Supplied passage
________________
# Rockler: useless tool inventor? Or is this a useless topic.



## craftsman on the lake (Dec 27, 2008)

We have a Rocklers in my area. It's about 30 miles away and I love to visit it. They have some good stuff. It's not inexpensive but with their sales it's manageable. And I have to admit that the store is populated by knowledgeable staff and they bend over backwards to 'make it work' for you. That being said:

I've also gotten the feeling over the past few years that they are tool inventors, or at least they latch on to inventions and market them. The thing is, are most of their 'new and innovate' products more like what are sold in infomercials? Rockler cookies, depth gauges, glue brushes, simple jigs that pop up now and then. Now they've got a new paint mixer/pourer. And for what they are they're fairly expensive. I know that some people have praised some of these things. And if you're truly getting use out of it then I guess it's better than I thought. Or did you spend $$ on it and want to think that it's useful to you?

Don't get me wrong, I've got lots of Rockler stuff. It's the go to place for any type of hinge or hardware. I even own some of their fairly useless stuff. They're having a killer sale on cherry this week. I'll buy 100 bd/ft. But, do they seem to throw a new 'kitchen magician' at us once and awhile and convince us that we can't live without it?
________________
Brief
Continue the Rockler forum thread from its last sentence, before the data that follows.

Information provided
________________
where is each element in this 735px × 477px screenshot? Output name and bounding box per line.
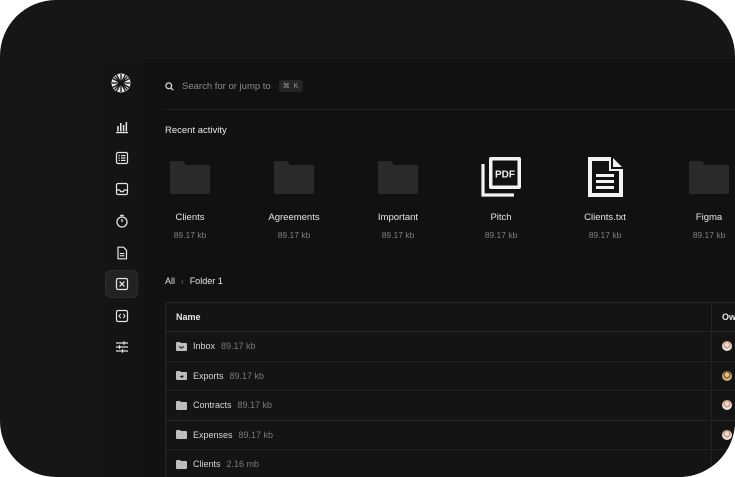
________________
Result below
----------



## Ripthorn (Mar 24, 2010)

I like the idea of silicone glue brushes, but I ended up buying some silicone basting brushes and cut the bristles shorter. I give them credit for trying to push the envelope and move things forward, though I don't think everything they tell is some new miracle item really is. But like anything in a retail market place, you throw it all out there and see what someone is willing to buy.


----------



## marcuscraft (Nov 14, 2012)

There are quite a few items I see there that I just roll my eyes and shake my head at. I will have to say though, I love their silicone brushes. They have them on sale occasionally and well worth the $$$ to me.

Maybe I would say the same thing about their paint can top/stirrer if I bought it too. No,no I wouldnt =)


----------



## MarkwithaK (Sep 12, 2009)

I've bought a few of their products and so far it has been hit or miss. I have their dovetail jig and am pleased with it. On the opposite end of the spectrum I had high hopes for their pocket hole clamps but I never could them to work to my expectations.


----------



## MarkDavisson (Apr 26, 2009)

"Or did you spend $$ on it and want to think that it's useful to you?"

I believe there is something to this question. When reading some tool reviews on this site, I often ask myself if the reviewer is biased by the simple fact that he just spent some serious money on the tool and wants it to be a good investment so much that, to him it was a good investment.

Nobody wants to think himself a chump. I wonder if writing a glowing review on this site is an attempt to exorcise the chump demon.


----------



## Kreegan (Jul 10, 2012)

What do you expect them to do? Just keep selling the same old crap and remain competitive in the marketplace? Companies that don't innovate die. Period. Universally.


----------



## Cosmicsniper (Oct 2, 2009)

I think a company like Rockler has to be a little creative in that regard to survive against the big box stores that can sell products for less. Like Rich said, innovate or die.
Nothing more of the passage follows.